§ **Data section**:
>>>>

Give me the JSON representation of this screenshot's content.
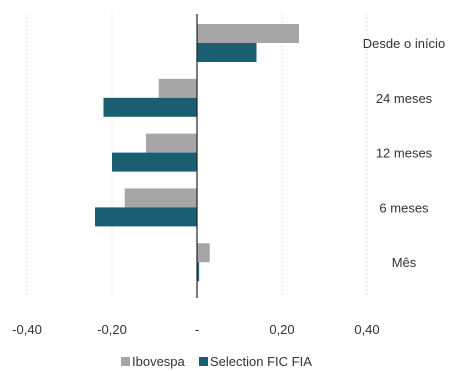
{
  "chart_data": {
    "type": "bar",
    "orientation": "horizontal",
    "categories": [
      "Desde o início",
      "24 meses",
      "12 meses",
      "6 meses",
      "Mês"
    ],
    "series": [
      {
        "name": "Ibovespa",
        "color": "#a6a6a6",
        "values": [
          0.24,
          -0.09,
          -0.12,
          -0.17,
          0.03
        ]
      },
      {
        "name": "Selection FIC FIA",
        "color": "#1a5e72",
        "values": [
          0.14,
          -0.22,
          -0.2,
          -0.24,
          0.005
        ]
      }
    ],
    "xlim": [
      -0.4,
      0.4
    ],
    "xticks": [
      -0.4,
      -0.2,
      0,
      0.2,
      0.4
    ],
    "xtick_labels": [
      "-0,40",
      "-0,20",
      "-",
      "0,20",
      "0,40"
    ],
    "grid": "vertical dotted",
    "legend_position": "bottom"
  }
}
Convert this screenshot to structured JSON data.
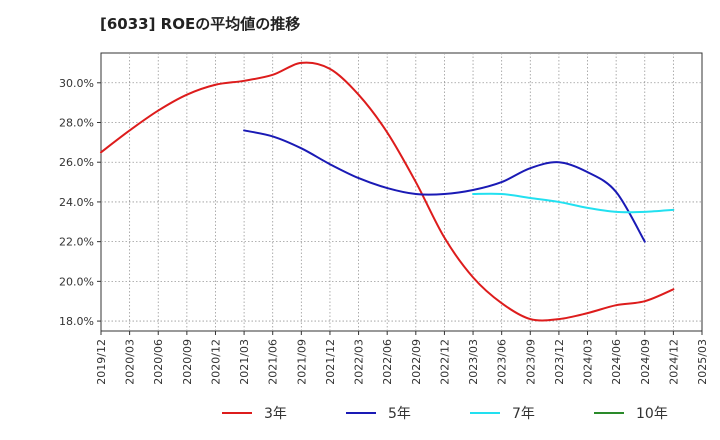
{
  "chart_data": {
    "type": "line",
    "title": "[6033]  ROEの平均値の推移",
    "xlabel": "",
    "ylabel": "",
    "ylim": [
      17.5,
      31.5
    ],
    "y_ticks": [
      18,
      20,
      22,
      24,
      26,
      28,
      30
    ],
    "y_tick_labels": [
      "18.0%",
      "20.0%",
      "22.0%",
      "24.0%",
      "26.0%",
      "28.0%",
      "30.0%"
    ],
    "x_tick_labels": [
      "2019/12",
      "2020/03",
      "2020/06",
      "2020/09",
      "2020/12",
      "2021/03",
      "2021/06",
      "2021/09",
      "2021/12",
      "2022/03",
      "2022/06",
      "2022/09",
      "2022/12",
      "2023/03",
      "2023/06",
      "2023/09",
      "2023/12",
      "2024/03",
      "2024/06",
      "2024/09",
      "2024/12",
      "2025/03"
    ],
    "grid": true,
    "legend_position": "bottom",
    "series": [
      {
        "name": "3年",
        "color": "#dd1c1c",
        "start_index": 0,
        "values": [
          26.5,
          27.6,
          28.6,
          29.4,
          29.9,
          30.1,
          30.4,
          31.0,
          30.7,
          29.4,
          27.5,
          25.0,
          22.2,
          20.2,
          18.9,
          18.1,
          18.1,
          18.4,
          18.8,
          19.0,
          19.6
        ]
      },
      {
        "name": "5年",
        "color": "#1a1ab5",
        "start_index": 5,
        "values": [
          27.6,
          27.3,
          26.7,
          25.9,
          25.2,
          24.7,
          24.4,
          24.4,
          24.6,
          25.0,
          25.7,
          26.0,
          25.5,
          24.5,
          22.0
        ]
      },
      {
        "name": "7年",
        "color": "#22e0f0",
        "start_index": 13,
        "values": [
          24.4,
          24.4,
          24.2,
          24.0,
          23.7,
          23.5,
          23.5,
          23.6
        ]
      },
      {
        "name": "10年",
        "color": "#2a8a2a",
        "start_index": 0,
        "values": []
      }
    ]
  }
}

<<<<

§ **Brief**:
Find the lines above holding the word "JSON" and show them.

§ **The completed task**:
Give me the JSON representation of this screenshot's content.
Convert this screenshot to structured JSON data.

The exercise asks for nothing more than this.